## START PROVIDED DATA
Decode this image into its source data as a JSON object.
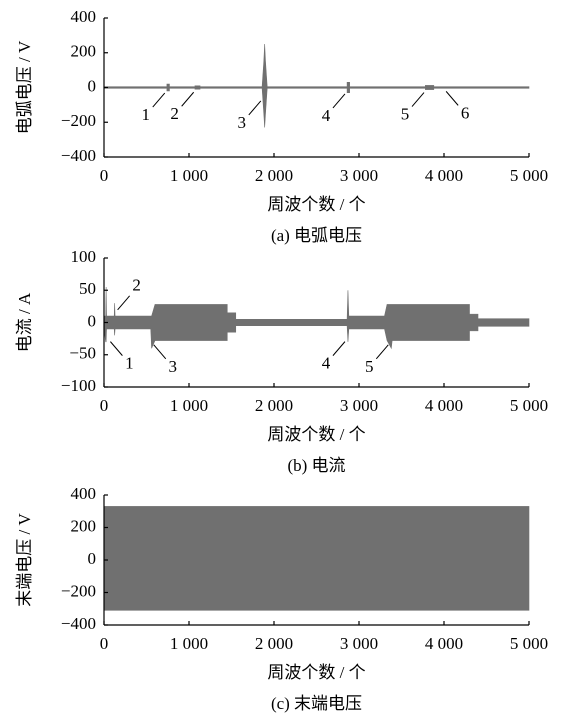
{
  "chart_data": [
    {
      "type": "envelope",
      "ylabel": "电弧电压 / V",
      "xlabel": "周波个数 / 个",
      "caption": "(a)  电弧电压",
      "color": "#707070",
      "xlim": [
        0,
        5000
      ],
      "ylim": [
        -400,
        400
      ],
      "xticks": [
        0,
        {
          "value": 1000,
          "label": "1 000"
        },
        {
          "value": 2000,
          "label": "2 000"
        },
        {
          "value": 3000,
          "label": "3 000"
        },
        {
          "value": 4000,
          "label": "4 000"
        },
        {
          "value": 5000,
          "label": "5 000"
        }
      ],
      "yticks": [
        400,
        200,
        0,
        {
          "value": -200,
          "label": "−200"
        },
        {
          "value": -400,
          "label": "−400"
        }
      ],
      "x": [
        0,
        740,
        740,
        770,
        770,
        1070,
        1070,
        1130,
        1130,
        1860,
        1880,
        1890,
        1900,
        1920,
        2860,
        2860,
        2890,
        2890,
        3780,
        3780,
        3880,
        3880,
        5000
      ],
      "upper": [
        5,
        5,
        20,
        20,
        5,
        5,
        10,
        10,
        5,
        5,
        150,
        250,
        150,
        5,
        5,
        30,
        30,
        5,
        5,
        12,
        12,
        5,
        5
      ],
      "lower": [
        -5,
        -5,
        -20,
        -20,
        -5,
        -5,
        -10,
        -10,
        -5,
        -5,
        -150,
        -230,
        -150,
        -5,
        -5,
        -30,
        -30,
        -5,
        -5,
        -12,
        -12,
        -5,
        -5
      ],
      "annotations": [
        {
          "text": "1",
          "x": 750,
          "y": -15,
          "side": "sw"
        },
        {
          "text": "2",
          "x": 1090,
          "y": -10,
          "side": "sw"
        },
        {
          "text": "3",
          "x": 1880,
          "y": -60,
          "side": "sw"
        },
        {
          "text": "4",
          "x": 2870,
          "y": -20,
          "side": "sw"
        },
        {
          "text": "5",
          "x": 3800,
          "y": -12,
          "side": "sw"
        },
        {
          "text": "6",
          "x": 3990,
          "y": -5,
          "side": "se"
        }
      ]
    },
    {
      "type": "envelope",
      "ylabel": "电流 / A",
      "xlabel": "周波个数 / 个",
      "caption": "(b)  电流",
      "color": "#707070",
      "xlim": [
        0,
        5000
      ],
      "ylim": [
        -100,
        100
      ],
      "xticks": [
        0,
        {
          "value": 1000,
          "label": "1 000"
        },
        {
          "value": 2000,
          "label": "2 000"
        },
        {
          "value": 3000,
          "label": "3 000"
        },
        {
          "value": 4000,
          "label": "4 000"
        },
        {
          "value": 5000,
          "label": "5 000"
        }
      ],
      "yticks": [
        100,
        50,
        0,
        {
          "value": -50,
          "label": "−50"
        },
        {
          "value": -100,
          "label": "−100"
        }
      ],
      "x": [
        0,
        20,
        25,
        30,
        120,
        125,
        130,
        550,
        560,
        600,
        1450,
        1450,
        1550,
        1550,
        2860,
        2870,
        2880,
        2900,
        3300,
        3330,
        3380,
        3390,
        4300,
        4300,
        4400,
        4400,
        5000
      ],
      "upper": [
        10,
        10,
        55,
        10,
        10,
        30,
        10,
        10,
        10,
        28,
        28,
        15,
        15,
        5,
        5,
        50,
        10,
        10,
        10,
        28,
        28,
        28,
        28,
        13,
        13,
        6,
        6
      ],
      "lower": [
        -10,
        -30,
        -30,
        -10,
        -10,
        -20,
        -10,
        -10,
        -40,
        -28,
        -28,
        -15,
        -15,
        -5,
        -5,
        -30,
        -10,
        -10,
        -10,
        -28,
        -40,
        -28,
        -28,
        -13,
        -13,
        -6,
        -6
      ],
      "annotations": [
        {
          "text": "1",
          "x": 40,
          "y": -25,
          "side": "se"
        },
        {
          "text": "2",
          "x": 125,
          "y": 15,
          "side": "ne"
        },
        {
          "text": "3",
          "x": 550,
          "y": -30,
          "side": "se"
        },
        {
          "text": "4",
          "x": 2870,
          "y": -25,
          "side": "sw"
        },
        {
          "text": "5",
          "x": 3380,
          "y": -30,
          "side": "sw"
        }
      ]
    },
    {
      "type": "envelope",
      "ylabel": "末端电压 / V",
      "xlabel": "周波个数 / 个",
      "caption": "(c)  末端电压",
      "color": "#707070",
      "xlim": [
        0,
        5000
      ],
      "ylim": [
        -400,
        400
      ],
      "xticks": [
        0,
        {
          "value": 1000,
          "label": "1 000"
        },
        {
          "value": 2000,
          "label": "2 000"
        },
        {
          "value": 3000,
          "label": "3 000"
        },
        {
          "value": 4000,
          "label": "4 000"
        },
        {
          "value": 5000,
          "label": "5 000"
        }
      ],
      "yticks": [
        400,
        200,
        0,
        {
          "value": -200,
          "label": "−200"
        },
        {
          "value": -400,
          "label": "−400"
        }
      ],
      "x": [
        0,
        5000
      ],
      "upper": [
        330,
        330
      ],
      "lower": [
        -310,
        -310
      ],
      "annotations": []
    }
  ]
}
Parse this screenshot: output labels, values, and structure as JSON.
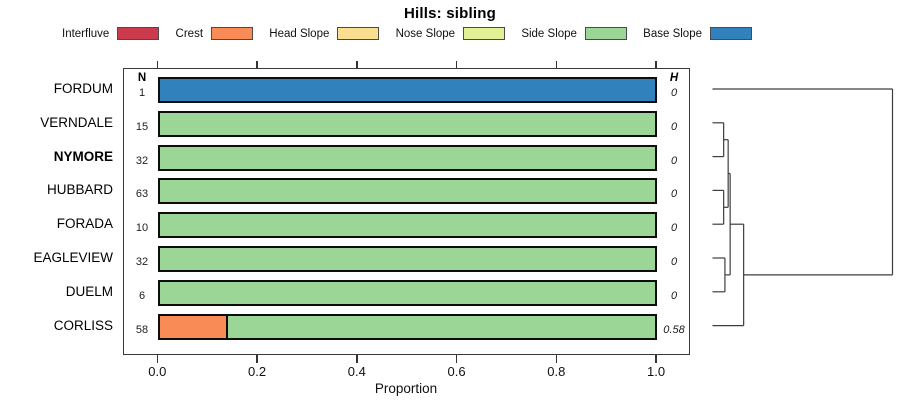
{
  "title": "Hills: sibling",
  "legend": {
    "items": [
      {
        "label": "Interfluve",
        "color": "#cc3a4e"
      },
      {
        "label": "Crest",
        "color": "#f98b56"
      },
      {
        "label": "Head Slope",
        "color": "#fbdf90"
      },
      {
        "label": "Nose Slope",
        "color": "#e2f096"
      },
      {
        "label": "Side Slope",
        "color": "#9cd696"
      },
      {
        "label": "Base Slope",
        "color": "#3181bc"
      }
    ]
  },
  "columns": {
    "n_header": "N",
    "h_header": "H"
  },
  "x_axis": {
    "label": "Proportion",
    "ticks": [
      "0.0",
      "0.2",
      "0.4",
      "0.6",
      "0.8",
      "1.0"
    ],
    "tick_values": [
      0,
      0.2,
      0.4,
      0.6,
      0.8,
      1.0
    ]
  },
  "chart_data": {
    "type": "bar",
    "orientation": "horizontal-stacked",
    "title": "Hills: sibling",
    "xlabel": "Proportion",
    "xlim": [
      0,
      1
    ],
    "grid": false,
    "legend_position": "top",
    "categories": [
      "Interfluve",
      "Crest",
      "Head Slope",
      "Nose Slope",
      "Side Slope",
      "Base Slope"
    ],
    "rows": [
      {
        "name": "FORDUM",
        "bold": false,
        "n": "1",
        "h": "0",
        "segments": [
          {
            "cat": "Base Slope",
            "p": 1.0
          }
        ]
      },
      {
        "name": "VERNDALE",
        "bold": false,
        "n": "15",
        "h": "0",
        "segments": [
          {
            "cat": "Side Slope",
            "p": 1.0
          }
        ]
      },
      {
        "name": "NYMORE",
        "bold": true,
        "n": "32",
        "h": "0",
        "segments": [
          {
            "cat": "Side Slope",
            "p": 1.0
          }
        ]
      },
      {
        "name": "HUBBARD",
        "bold": false,
        "n": "63",
        "h": "0",
        "segments": [
          {
            "cat": "Side Slope",
            "p": 1.0
          }
        ]
      },
      {
        "name": "FORADA",
        "bold": false,
        "n": "10",
        "h": "0",
        "segments": [
          {
            "cat": "Side Slope",
            "p": 1.0
          }
        ]
      },
      {
        "name": "EAGLEVIEW",
        "bold": false,
        "n": "32",
        "h": "0",
        "segments": [
          {
            "cat": "Side Slope",
            "p": 1.0
          }
        ]
      },
      {
        "name": "DUELM",
        "bold": false,
        "n": "6",
        "h": "0",
        "segments": [
          {
            "cat": "Side Slope",
            "p": 1.0
          }
        ]
      },
      {
        "name": "CORLISS",
        "bold": false,
        "n": "58",
        "h": "0.58",
        "segments": [
          {
            "cat": "Crest",
            "p": 0.14
          },
          {
            "cat": "Side Slope",
            "p": 0.86
          }
        ]
      }
    ]
  },
  "dendrogram": {
    "leaf_order": [
      "FORDUM",
      "VERNDALE",
      "NYMORE",
      "HUBBARD",
      "FORADA",
      "EAGLEVIEW",
      "DUELM",
      "CORLISS"
    ],
    "line_color": "#3d3d3d",
    "merges": [
      {
        "id": "M0",
        "a": "L1",
        "b": "L2",
        "h": 0.062
      },
      {
        "id": "M1",
        "a": "L3",
        "b": "L4",
        "h": 0.062
      },
      {
        "id": "M2",
        "a": "M0",
        "b": "M1",
        "h": 0.087
      },
      {
        "id": "M3",
        "a": "L5",
        "b": "L6",
        "h": 0.069
      },
      {
        "id": "M4",
        "a": "M2",
        "b": "M3",
        "h": 0.098
      },
      {
        "id": "M5",
        "a": "M4",
        "b": "L7",
        "h": 0.173
      },
      {
        "id": "M6",
        "a": "L0",
        "b": "M5",
        "h": 1.0
      }
    ]
  }
}
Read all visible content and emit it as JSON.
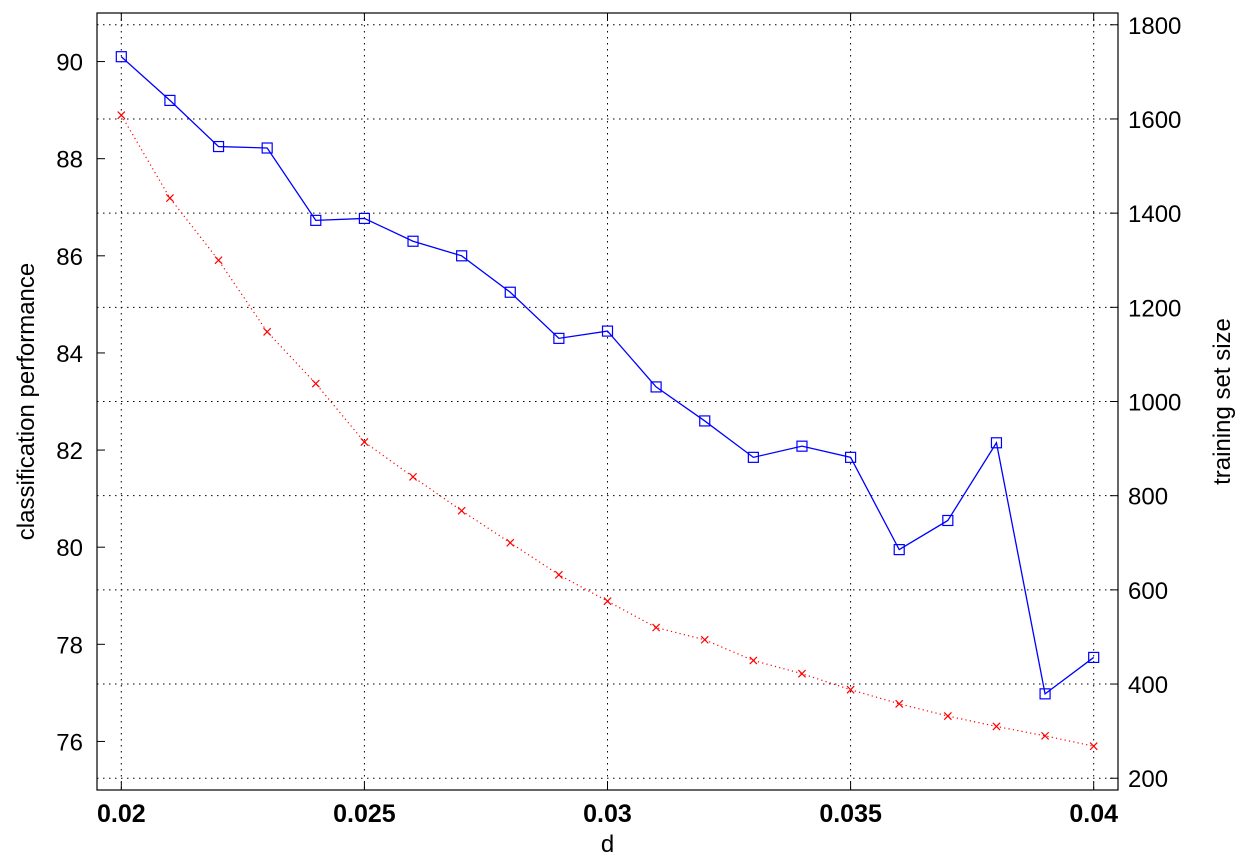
{
  "chart_data": {
    "type": "line",
    "title": "",
    "xlabel": "d",
    "ylabel": "classification performance",
    "y2label": "training set size",
    "xlim": [
      0.0195,
      0.0405
    ],
    "ylim": [
      75,
      91
    ],
    "y2lim": [
      175,
      1825
    ],
    "grid": true,
    "x_ticks": [
      "0.02",
      "0.025",
      "0.03",
      "0.035",
      "0.04"
    ],
    "y_ticks": [
      "76",
      "78",
      "80",
      "82",
      "84",
      "86",
      "88",
      "90"
    ],
    "y2_ticks": [
      "200",
      "400",
      "600",
      "800",
      "1000",
      "1200",
      "1400",
      "1600",
      "1800"
    ],
    "x": [
      0.02,
      0.021,
      0.022,
      0.023,
      0.024,
      0.025,
      0.026,
      0.027,
      0.028,
      0.029,
      0.03,
      0.031,
      0.032,
      0.033,
      0.034,
      0.035,
      0.036,
      0.037,
      0.038,
      0.039,
      0.04
    ],
    "series": [
      {
        "axis": "left",
        "color": "#0000ff",
        "marker": "square",
        "line": "solid",
        "values": [
          90.1,
          89.2,
          88.25,
          88.22,
          86.73,
          86.77,
          86.3,
          86.0,
          85.25,
          84.3,
          84.45,
          83.3,
          82.6,
          81.85,
          82.08,
          81.85,
          79.95,
          80.55,
          82.15,
          76.98,
          77.73
        ]
      },
      {
        "axis": "right",
        "color": "#ff0000",
        "marker": "x",
        "line": "dotted",
        "values": [
          1608,
          1432,
          1300,
          1148,
          1038,
          914,
          840,
          768,
          700,
          632,
          576,
          520,
          494,
          450,
          422,
          388,
          358,
          332,
          310,
          290,
          268
        ]
      }
    ]
  }
}
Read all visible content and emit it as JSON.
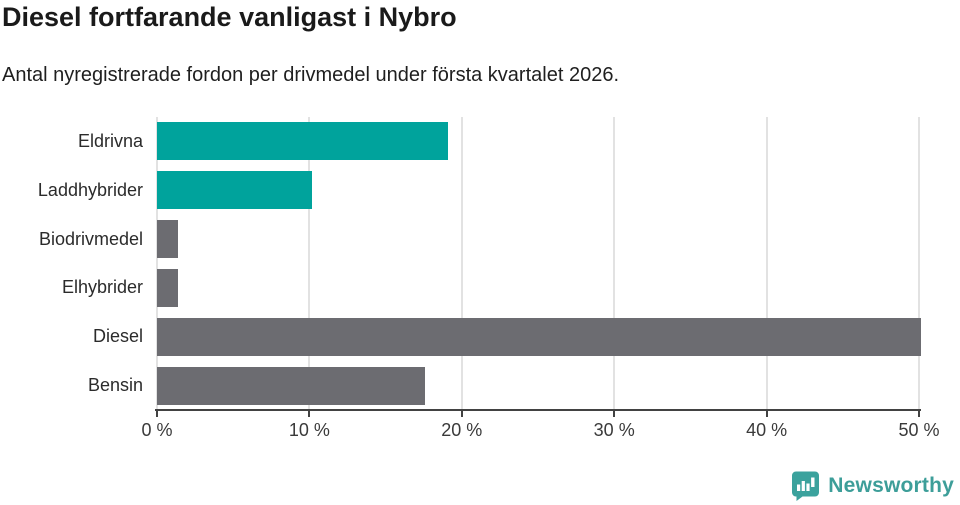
{
  "header": {
    "title": "Diesel fortfarande vanligast i Nybro",
    "subtitle": "Antal nyregistrerade fordon per drivmedel under första kvartalet 2026."
  },
  "chart_data": {
    "type": "bar",
    "orientation": "horizontal",
    "title": "Diesel fortfarande vanligast i Nybro",
    "subtitle": "Antal nyregistrerade fordon per drivmedel under första kvartalet 2026.",
    "categories": [
      "Eldrivna",
      "Laddhybrider",
      "Biodrivmedel",
      "Elhybrider",
      "Diesel",
      "Bensin"
    ],
    "values": [
      19.1,
      10.2,
      1.4,
      1.4,
      50.1,
      17.6
    ],
    "unit": "%",
    "bar_colors": [
      "#00a39c",
      "#00a39c",
      "#6c6c71",
      "#6c6c71",
      "#6c6c71",
      "#6c6c71"
    ],
    "xlim": [
      0,
      50
    ],
    "x_ticks": [
      {
        "value": 0,
        "label": "0 %"
      },
      {
        "value": 10,
        "label": "10 %"
      },
      {
        "value": 20,
        "label": "20 %"
      },
      {
        "value": 30,
        "label": "30 %"
      },
      {
        "value": 40,
        "label": "40 %"
      },
      {
        "value": 50,
        "label": "50 %"
      }
    ],
    "grid": true,
    "gridline_color": "#e2e2e2",
    "axis_color": "#424242",
    "legend_position": "none"
  },
  "footer": {
    "brand_label": "Newsworthy",
    "brand_color": "#3d9e99",
    "logo_icon": "bar-chart-speech-bubble-icon"
  }
}
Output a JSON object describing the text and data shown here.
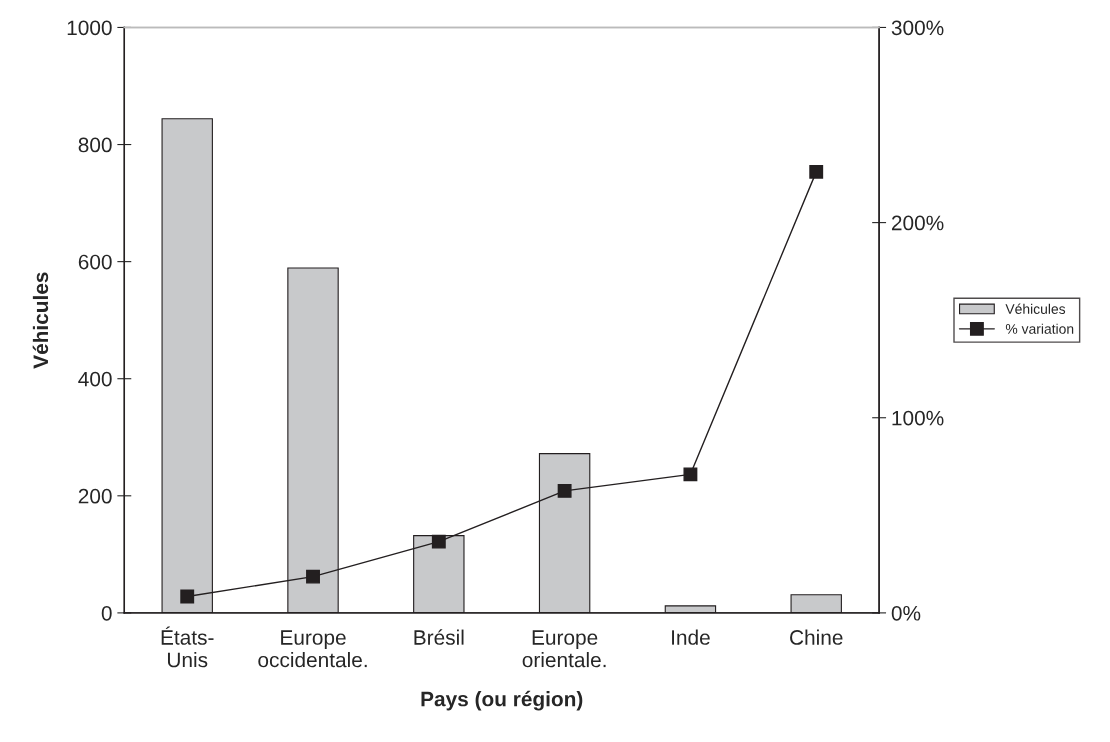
{
  "chart_data": {
    "type": "bar",
    "categories": [
      "États-\nUnis",
      "Europe\noccidentale.",
      "Brésil",
      "Europe\norientale.",
      "Inde",
      "Chine"
    ],
    "xlabel": "Pays (ou région)",
    "ylabel": "Véhicules",
    "series": [
      {
        "name": "Véhicules",
        "color": "#c8c9cb",
        "values": [
          844,
          589,
          132,
          272,
          12,
          31
        ]
      },
      {
        "name": "% variation",
        "type": "line",
        "axis": "y2",
        "color": "#231f20",
        "marker": "square",
        "values": [
          8.4,
          18.6,
          36.5,
          62.5,
          71,
          226
        ]
      }
    ],
    "ylim": [
      0,
      1000
    ],
    "yticks": [
      0,
      200,
      400,
      600,
      800,
      1000
    ],
    "y2lim": [
      0,
      300
    ],
    "y2ticks": [
      {
        "value": 0,
        "label": "0%"
      },
      {
        "value": 100,
        "label": "100%"
      },
      {
        "value": 200,
        "label": "200%"
      },
      {
        "value": 300,
        "label": "300%"
      }
    ],
    "grid": false,
    "legend": "right"
  }
}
## END PROVIDED DATA
Return every line containing "Antal".

    "subtitle": "Antal nyregistrerade fordon per drivmedel under första kvartalet 2026."
    "subtitle": "Antal nyregistrerade fordon per drivmedel under första kvartalet 2026.",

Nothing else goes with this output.